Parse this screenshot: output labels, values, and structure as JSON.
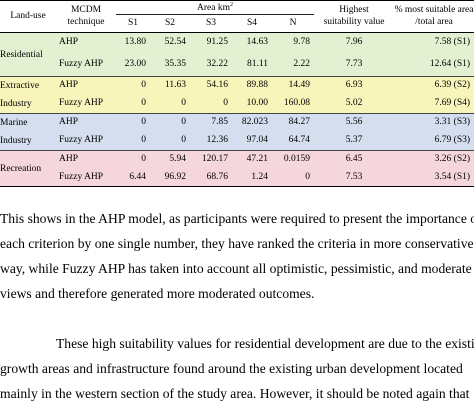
{
  "table": {
    "header": {
      "land_use": "Land-use",
      "mcdm_line1": "MCDM",
      "mcdm_line2": "technique",
      "area": "Area km",
      "area_sup": "2",
      "s1": "S1",
      "s2": "S2",
      "s3": "S3",
      "s4": "S4",
      "n": "N",
      "highest_line1": "Highest",
      "highest_line2": "suitability value",
      "pct_line1": "% most suitable area",
      "pct_line2": "/total area"
    },
    "groups": [
      {
        "land_use": [
          "Residential"
        ],
        "color": "#e3f1d2",
        "rows": [
          {
            "method": "AHP",
            "s1": "13.80",
            "s2": "52.54",
            "s3": "91.25",
            "s4": "14.63",
            "n": "9.78",
            "highest": "7.96",
            "pct": "7.58 (S1)"
          },
          {
            "method": "Fuzzy AHP",
            "s1": "23.00",
            "s2": "35.35",
            "s3": "32.22",
            "s4": "81.11",
            "n": "2.22",
            "highest": "7.73",
            "pct": "12.64 (S1)"
          }
        ]
      },
      {
        "land_use": [
          "Extractive",
          "Industry"
        ],
        "color": "#f8f5bb",
        "rows": [
          {
            "method": "AHP",
            "s1": "0",
            "s2": "11.63",
            "s3": "54.16",
            "s4": "89.88",
            "n": "14.49",
            "highest": "6.93",
            "pct": "6.39 (S2)"
          },
          {
            "method": "Fuzzy AHP",
            "s1": "0",
            "s2": "0",
            "s3": "0",
            "s4": "10.00",
            "n": "160.08",
            "highest": "5.02",
            "pct": "7.69 (S4)"
          }
        ]
      },
      {
        "land_use": [
          "Marine",
          "Industry"
        ],
        "color": "#d4deee",
        "rows": [
          {
            "method": "AHP",
            "s1": "0",
            "s2": "0",
            "s3": "7.85",
            "s4": "82.023",
            "n": "84.27",
            "highest": "5.56",
            "pct": "3.31 (S3)"
          },
          {
            "method": "Fuzzy AHP",
            "s1": "0",
            "s2": "0",
            "s3": "12.36",
            "s4": "97.04",
            "n": "64.74",
            "highest": "5.37",
            "pct": "6.79 (S3)"
          }
        ]
      },
      {
        "land_use": [
          "Recreation"
        ],
        "color": "#f5d6dc",
        "rows": [
          {
            "method": "AHP",
            "s1": "0",
            "s2": "5.94",
            "s3": "120.17",
            "s4": "47.21",
            "n": "0.0159",
            "highest": "6.45",
            "pct": "3.26 (S2)"
          },
          {
            "method": "Fuzzy AHP",
            "s1": "6.44",
            "s2": "96.92",
            "s3": "68.76",
            "s4": "1.24",
            "n": "0",
            "highest": "7.53",
            "pct": "3.54 (S1)"
          }
        ]
      }
    ]
  },
  "paragraphs": [
    {
      "indent": false,
      "lines": [
        "This shows in the AHP model, as participants were required to present the importance of",
        "each criterion by one single number, they have ranked the criteria in more conservative",
        "way, while Fuzzy AHP has taken into account all optimistic, pessimistic, and moderate",
        "views and therefore generated more moderated outcomes."
      ]
    },
    {
      "indent": true,
      "lines": [
        "These high suitability values for residential development are due to the existing",
        "growth areas and infrastructure found around the existing urban development located",
        "mainly in the western section of the study area. However, it should be noted again that"
      ]
    }
  ]
}
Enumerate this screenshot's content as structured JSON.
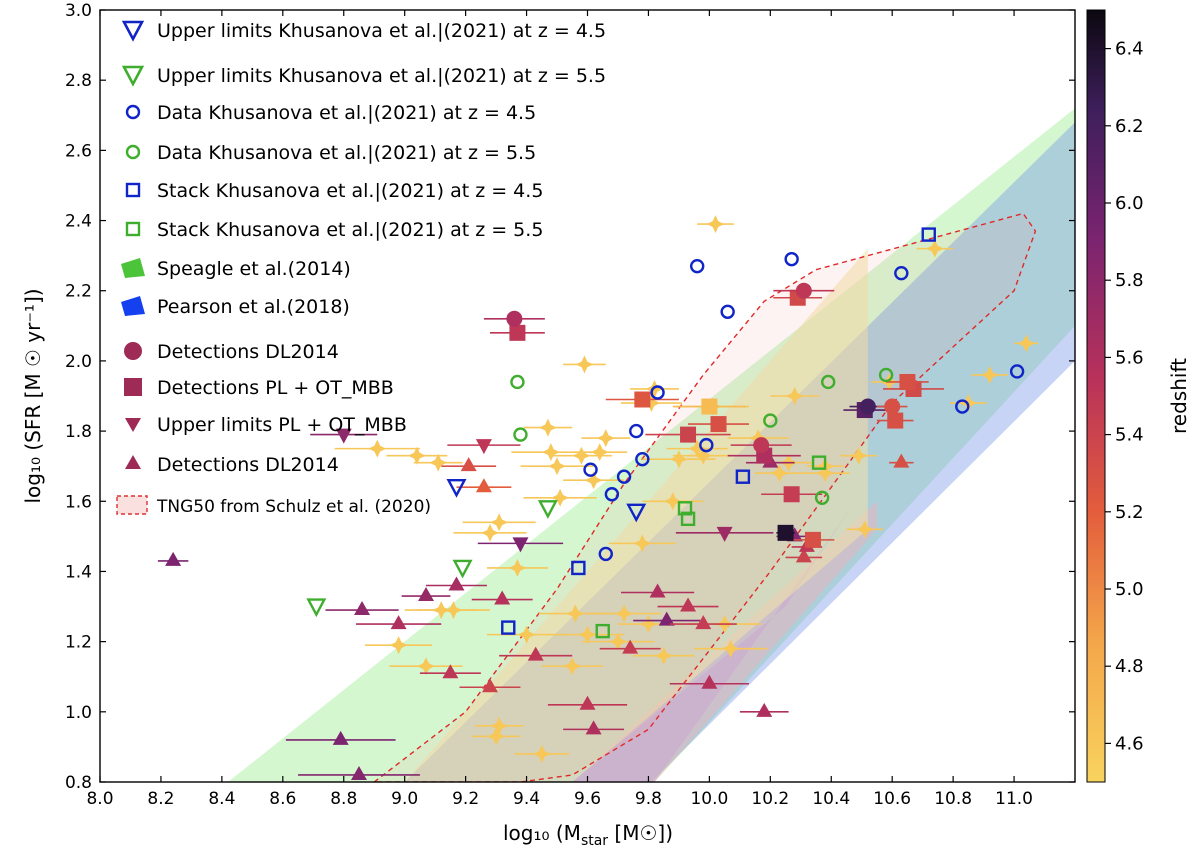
{
  "chart_data": {
    "type": "scatter",
    "xlabel": "log₁₀ (M",
    "xlabel_sub": "star",
    "xlabel_unit": " [M☉])",
    "ylabel": "log₁₀ (SFR [M ☉ yr⁻¹])",
    "xlim": [
      8.0,
      11.2
    ],
    "ylim": [
      0.8,
      3.0
    ],
    "x_ticks": [
      "8.0",
      "8.2",
      "8.4",
      "8.6",
      "8.8",
      "9.0",
      "9.2",
      "9.4",
      "9.6",
      "9.8",
      "10.0",
      "10.2",
      "10.4",
      "10.6",
      "10.8",
      "11.0"
    ],
    "x_tick_values": [
      8.0,
      8.2,
      8.4,
      8.6,
      8.8,
      9.0,
      9.2,
      9.4,
      9.6,
      9.8,
      10.0,
      10.2,
      10.4,
      10.6,
      10.8,
      11.0
    ],
    "y_ticks": [
      "0.8",
      "1.0",
      "1.2",
      "1.4",
      "1.6",
      "1.8",
      "2.0",
      "2.2",
      "2.4",
      "2.6",
      "2.8",
      "3.0"
    ],
    "y_tick_values": [
      0.8,
      1.0,
      1.2,
      1.4,
      1.6,
      1.8,
      2.0,
      2.2,
      2.4,
      2.6,
      2.8,
      3.0
    ],
    "colorbar": {
      "label": "redshift",
      "range": [
        4.5,
        6.5
      ],
      "ticks": [
        "4.6",
        "4.8",
        "5.0",
        "5.2",
        "5.4",
        "5.6",
        "5.8",
        "6.0",
        "6.2",
        "6.4"
      ],
      "tick_values": [
        4.6,
        4.8,
        5.0,
        5.2,
        5.4,
        5.6,
        5.8,
        6.0,
        6.2,
        6.4
      ]
    },
    "legend": [
      {
        "label": "Upper limits Khusanova et al.|(2021) at z = 4.5",
        "marker": "triangle-down-open",
        "color": "#1024c8"
      },
      {
        "label": "Upper limits Khusanova et al.|(2021) at z = 5.5",
        "marker": "triangle-down-open",
        "color": "#3fae2e"
      },
      {
        "label": "Data Khusanova et al.|(2021) at z = 4.5",
        "marker": "circle-open",
        "color": "#1024c8"
      },
      {
        "label": "Data Khusanova et al.|(2021) at z = 5.5",
        "marker": "circle-open",
        "color": "#3fae2e"
      },
      {
        "label": "Stack Khusanova et al.|(2021) at z = 4.5",
        "marker": "square-open",
        "color": "#1024c8"
      },
      {
        "label": "Stack Khusanova et al.|(2021) at z = 5.5",
        "marker": "square-open",
        "color": "#3fae2e"
      },
      {
        "label": "Speagle et al.(2014)",
        "marker": "patch",
        "color": "#4cc43a"
      },
      {
        "label": "Pearson et al.(2018)",
        "marker": "patch",
        "color": "#1440f0"
      },
      {
        "label": "Detections DL2014",
        "marker": "circle",
        "color": "#9e2a56"
      },
      {
        "label": "Detections PL + OT_MBB",
        "marker": "square",
        "color": "#9e2a56"
      },
      {
        "label": "Upper limits PL + OT_MBB",
        "marker": "triangle-down",
        "color": "#9e2a56"
      },
      {
        "label": "Detections DL2014",
        "marker": "triangle-up",
        "color": "#9e2a56"
      },
      {
        "label": "TNG50 from Schulz et al. (2020)",
        "marker": "dashed-patch",
        "color": "#e03030"
      }
    ],
    "speagle_band": [
      [
        8.42,
        0.8
      ],
      [
        11.2,
        2.72
      ],
      [
        11.2,
        2.1
      ],
      [
        9.82,
        0.8
      ]
    ],
    "pearson_band": [
      [
        9.0,
        0.8
      ],
      [
        11.2,
        2.68
      ],
      [
        11.2,
        2.0
      ],
      [
        9.81,
        0.8
      ]
    ],
    "yellow_band": [
      [
        9.0,
        0.8
      ],
      [
        10.52,
        2.32
      ],
      [
        10.52,
        1.52
      ],
      [
        9.55,
        0.8
      ]
    ],
    "pink_band": [
      [
        9.55,
        0.8
      ],
      [
        10.55,
        1.6
      ],
      [
        10.55,
        1.52
      ],
      [
        9.82,
        0.8
      ]
    ],
    "purple_band": [
      [
        9.55,
        0.8
      ],
      [
        10.25,
        1.3
      ],
      [
        10.48,
        1.6
      ],
      [
        9.82,
        0.8
      ]
    ],
    "tng50_outline": [
      [
        8.9,
        0.8
      ],
      [
        9.2,
        1.0
      ],
      [
        9.5,
        1.35
      ],
      [
        9.72,
        1.65
      ],
      [
        9.98,
        1.96
      ],
      [
        10.18,
        2.17
      ],
      [
        10.35,
        2.26
      ],
      [
        11.03,
        2.42
      ],
      [
        11.07,
        2.37
      ],
      [
        11.0,
        2.2
      ],
      [
        10.6,
        1.88
      ],
      [
        10.2,
        1.4
      ],
      [
        9.8,
        0.95
      ],
      [
        9.55,
        0.82
      ],
      [
        9.38,
        0.8
      ]
    ],
    "khusanova_upper_z45": [
      [
        9.17,
        1.64
      ],
      [
        9.76,
        1.57
      ]
    ],
    "khusanova_upper_z55": [
      [
        8.71,
        1.3
      ],
      [
        9.19,
        1.41
      ],
      [
        9.47,
        1.58
      ]
    ],
    "khusanova_data_z45": [
      [
        9.61,
        1.69
      ],
      [
        9.68,
        1.62
      ],
      [
        9.66,
        1.45
      ],
      [
        9.72,
        1.67
      ],
      [
        9.76,
        1.8
      ],
      [
        9.78,
        1.72
      ],
      [
        9.83,
        1.91
      ],
      [
        9.96,
        2.27
      ],
      [
        9.99,
        1.76
      ],
      [
        10.06,
        2.14
      ],
      [
        10.27,
        2.29
      ],
      [
        10.63,
        2.25
      ],
      [
        10.83,
        1.87
      ],
      [
        11.01,
        1.97
      ]
    ],
    "khusanova_data_z55": [
      [
        9.37,
        1.94
      ],
      [
        9.38,
        1.79
      ],
      [
        10.2,
        1.83
      ],
      [
        10.37,
        1.61
      ],
      [
        10.39,
        1.94
      ],
      [
        10.58,
        1.96
      ]
    ],
    "khusanova_stack_z45": [
      [
        9.34,
        1.24
      ],
      [
        9.57,
        1.41
      ],
      [
        10.11,
        1.67
      ],
      [
        10.72,
        2.36
      ]
    ],
    "khusanova_stack_z55": [
      [
        9.65,
        1.23
      ],
      [
        9.92,
        1.58
      ],
      [
        9.93,
        1.55
      ],
      [
        10.36,
        1.71
      ]
    ],
    "pl_detections": [
      {
        "x": 9.37,
        "y": 2.08,
        "z": 5.5,
        "xerr": 0.09
      },
      {
        "x": 9.78,
        "y": 1.89,
        "z": 5.25,
        "xerr": 0.12
      },
      {
        "x": 9.93,
        "y": 1.79,
        "z": 5.4,
        "xerr": 0.14
      },
      {
        "x": 10.0,
        "y": 1.87,
        "z": 4.7,
        "xerr": 0.12
      },
      {
        "x": 10.03,
        "y": 1.82,
        "z": 5.3,
        "xerr": 0.1
      },
      {
        "x": 10.18,
        "y": 1.73,
        "z": 5.6,
        "xerr": 0.12
      },
      {
        "x": 10.27,
        "y": 1.62,
        "z": 5.45,
        "xerr": 0.1
      },
      {
        "x": 10.29,
        "y": 2.18,
        "z": 5.35,
        "xerr": 0.08
      },
      {
        "x": 10.34,
        "y": 1.49,
        "z": 5.3,
        "xerr": 0.07
      },
      {
        "x": 10.51,
        "y": 1.86,
        "z": 6.1,
        "xerr": 0.07
      },
      {
        "x": 10.61,
        "y": 1.83,
        "z": 5.3,
        "xerr": 0.06
      },
      {
        "x": 10.67,
        "y": 1.92,
        "z": 5.35,
        "xerr": 0.1
      },
      {
        "x": 10.65,
        "y": 1.94,
        "z": 5.3,
        "xerr": 0.07
      },
      {
        "x": 10.25,
        "y": 1.51,
        "z": 6.4,
        "xerr": 0.03
      }
    ],
    "dl_detections": [
      {
        "x": 9.36,
        "y": 2.12,
        "z": 5.6,
        "xerr": 0.1
      },
      {
        "x": 10.31,
        "y": 2.2,
        "z": 5.5,
        "xerr": 0.1
      },
      {
        "x": 10.52,
        "y": 1.87,
        "z": 6.2,
        "xerr": 0.06
      },
      {
        "x": 10.6,
        "y": 1.87,
        "z": 5.3,
        "xerr": 0.05
      },
      {
        "x": 10.17,
        "y": 1.76,
        "z": 5.5,
        "xerr": 0.1
      }
    ],
    "upper_pl": [
      {
        "x": 8.8,
        "y": 1.79,
        "z": 5.8,
        "xerr": 0.11
      },
      {
        "x": 9.38,
        "y": 1.48,
        "z": 5.9,
        "xerr": 0.14
      },
      {
        "x": 10.05,
        "y": 1.51,
        "z": 5.7,
        "xerr": 0.16
      },
      {
        "x": 9.26,
        "y": 1.76,
        "z": 5.5,
        "xerr": 0.12
      }
    ],
    "dl_triangles": [
      {
        "x": 8.24,
        "y": 1.43,
        "z": 5.9,
        "xerr": 0.05
      },
      {
        "x": 8.79,
        "y": 0.92,
        "z": 5.9,
        "xerr": 0.18
      },
      {
        "x": 8.85,
        "y": 0.82,
        "z": 5.85,
        "xerr": 0.2
      },
      {
        "x": 8.86,
        "y": 1.29,
        "z": 5.8,
        "xerr": 0.12
      },
      {
        "x": 8.98,
        "y": 1.25,
        "z": 5.6,
        "xerr": 0.14
      },
      {
        "x": 9.07,
        "y": 1.33,
        "z": 5.75,
        "xerr": 0.08
      },
      {
        "x": 9.15,
        "y": 1.11,
        "z": 5.5,
        "xerr": 0.1
      },
      {
        "x": 9.17,
        "y": 1.36,
        "z": 5.65,
        "xerr": 0.1
      },
      {
        "x": 9.21,
        "y": 1.7,
        "z": 5.3,
        "xerr": 0.09
      },
      {
        "x": 9.26,
        "y": 1.64,
        "z": 5.2,
        "xerr": 0.09
      },
      {
        "x": 9.28,
        "y": 1.07,
        "z": 5.4,
        "xerr": 0.1
      },
      {
        "x": 9.32,
        "y": 1.32,
        "z": 5.55,
        "xerr": 0.1
      },
      {
        "x": 9.43,
        "y": 1.16,
        "z": 5.5,
        "xerr": 0.12
      },
      {
        "x": 9.6,
        "y": 1.02,
        "z": 5.5,
        "xerr": 0.13
      },
      {
        "x": 9.62,
        "y": 0.95,
        "z": 5.6,
        "xerr": 0.1
      },
      {
        "x": 9.74,
        "y": 1.18,
        "z": 5.45,
        "xerr": 0.1
      },
      {
        "x": 9.83,
        "y": 1.34,
        "z": 5.6,
        "xerr": 0.12
      },
      {
        "x": 9.86,
        "y": 1.26,
        "z": 5.9,
        "xerr": 0.11
      },
      {
        "x": 9.93,
        "y": 1.3,
        "z": 5.5,
        "xerr": 0.1
      },
      {
        "x": 9.98,
        "y": 1.25,
        "z": 5.45,
        "xerr": 0.11
      },
      {
        "x": 10.0,
        "y": 1.08,
        "z": 5.55,
        "xerr": 0.13
      },
      {
        "x": 10.18,
        "y": 1.0,
        "z": 5.6,
        "xerr": 0.08
      },
      {
        "x": 10.2,
        "y": 1.71,
        "z": 5.7,
        "xerr": 0.08
      },
      {
        "x": 10.28,
        "y": 1.5,
        "z": 5.85,
        "xerr": 0.06
      },
      {
        "x": 10.31,
        "y": 1.44,
        "z": 5.4,
        "xerr": 0.06
      },
      {
        "x": 10.32,
        "y": 1.47,
        "z": 5.5,
        "xerr": 0.05
      },
      {
        "x": 10.63,
        "y": 1.71,
        "z": 5.3,
        "xerr": 0.04
      }
    ],
    "yellow_points": [
      {
        "x": 8.91,
        "y": 1.75,
        "xerr": 0.14
      },
      {
        "x": 9.04,
        "y": 1.73,
        "xerr": 0.1
      },
      {
        "x": 9.11,
        "y": 1.71,
        "xerr": 0.08
      },
      {
        "x": 8.98,
        "y": 1.19,
        "xerr": 0.11
      },
      {
        "x": 9.07,
        "y": 1.13,
        "xerr": 0.12
      },
      {
        "x": 9.12,
        "y": 1.29,
        "xerr": 0.12
      },
      {
        "x": 9.16,
        "y": 1.29,
        "xerr": 0.12
      },
      {
        "x": 9.31,
        "y": 1.54,
        "xerr": 0.12
      },
      {
        "x": 9.28,
        "y": 1.51,
        "xerr": 0.12
      },
      {
        "x": 9.3,
        "y": 0.93,
        "xerr": 0.08
      },
      {
        "x": 9.31,
        "y": 0.96,
        "xerr": 0.08
      },
      {
        "x": 9.4,
        "y": 1.22,
        "xerr": 0.13
      },
      {
        "x": 9.45,
        "y": 0.88,
        "xerr": 0.09
      },
      {
        "x": 9.47,
        "y": 1.81,
        "xerr": 0.08
      },
      {
        "x": 9.48,
        "y": 1.74,
        "xerr": 0.13
      },
      {
        "x": 9.5,
        "y": 1.7,
        "xerr": 0.12
      },
      {
        "x": 9.51,
        "y": 1.61,
        "xerr": 0.12
      },
      {
        "x": 9.56,
        "y": 1.28,
        "xerr": 0.12
      },
      {
        "x": 9.58,
        "y": 1.73,
        "xerr": 0.1
      },
      {
        "x": 9.6,
        "y": 1.22,
        "xerr": 0.12
      },
      {
        "x": 9.62,
        "y": 1.66,
        "xerr": 0.1
      },
      {
        "x": 9.64,
        "y": 1.74,
        "xerr": 0.09
      },
      {
        "x": 9.66,
        "y": 1.78,
        "xerr": 0.08
      },
      {
        "x": 9.7,
        "y": 1.2,
        "xerr": 0.12
      },
      {
        "x": 9.72,
        "y": 1.28,
        "xerr": 0.12
      },
      {
        "x": 9.78,
        "y": 1.48,
        "xerr": 0.11
      },
      {
        "x": 9.8,
        "y": 1.25,
        "xerr": 0.1
      },
      {
        "x": 9.81,
        "y": 1.88,
        "xerr": 0.1
      },
      {
        "x": 9.82,
        "y": 1.92,
        "xerr": 0.08
      },
      {
        "x": 9.85,
        "y": 1.16,
        "xerr": 0.1
      },
      {
        "x": 9.88,
        "y": 1.6,
        "xerr": 0.1
      },
      {
        "x": 9.9,
        "y": 1.72,
        "xerr": 0.12
      },
      {
        "x": 9.96,
        "y": 1.75,
        "xerr": 0.1
      },
      {
        "x": 9.98,
        "y": 1.73,
        "xerr": 0.1
      },
      {
        "x": 10.01,
        "y": 1.87,
        "xerr": 0.12
      },
      {
        "x": 10.05,
        "y": 1.25,
        "xerr": 0.12
      },
      {
        "x": 10.07,
        "y": 1.18,
        "xerr": 0.12
      },
      {
        "x": 10.16,
        "y": 1.78,
        "xerr": 0.1
      },
      {
        "x": 10.23,
        "y": 1.68,
        "xerr": 0.08
      },
      {
        "x": 10.26,
        "y": 1.71,
        "xerr": 0.08
      },
      {
        "x": 10.28,
        "y": 1.9,
        "xerr": 0.08
      },
      {
        "x": 10.38,
        "y": 1.68,
        "xerr": 0.08
      },
      {
        "x": 10.38,
        "y": 1.7,
        "xerr": 0.06
      },
      {
        "x": 10.49,
        "y": 1.73,
        "xerr": 0.06
      },
      {
        "x": 10.51,
        "y": 1.52,
        "xerr": 0.06
      },
      {
        "x": 10.59,
        "y": 1.94,
        "xerr": 0.06
      },
      {
        "x": 10.85,
        "y": 1.88,
        "xerr": 0.06
      },
      {
        "x": 10.92,
        "y": 1.96,
        "xerr": 0.06
      },
      {
        "x": 9.59,
        "y": 1.99,
        "xerr": 0.07
      },
      {
        "x": 10.02,
        "y": 2.39,
        "xerr": 0.06
      },
      {
        "x": 10.74,
        "y": 2.32,
        "xerr": 0.06
      },
      {
        "x": 11.04,
        "y": 2.05,
        "xerr": 0.04
      },
      {
        "x": 9.37,
        "y": 1.41,
        "xerr": 0.1
      },
      {
        "x": 9.55,
        "y": 1.13,
        "xerr": 0.1
      }
    ]
  }
}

* * * * * * *

__GOAL__: Where a line in the material contains "JSON", copy that line.

__SOLUTION FOR THIS PROBLEM__:
Parse this screenshot: output labels, values, and structure as JSON.
Enumerate this screenshot's content as structured JSON.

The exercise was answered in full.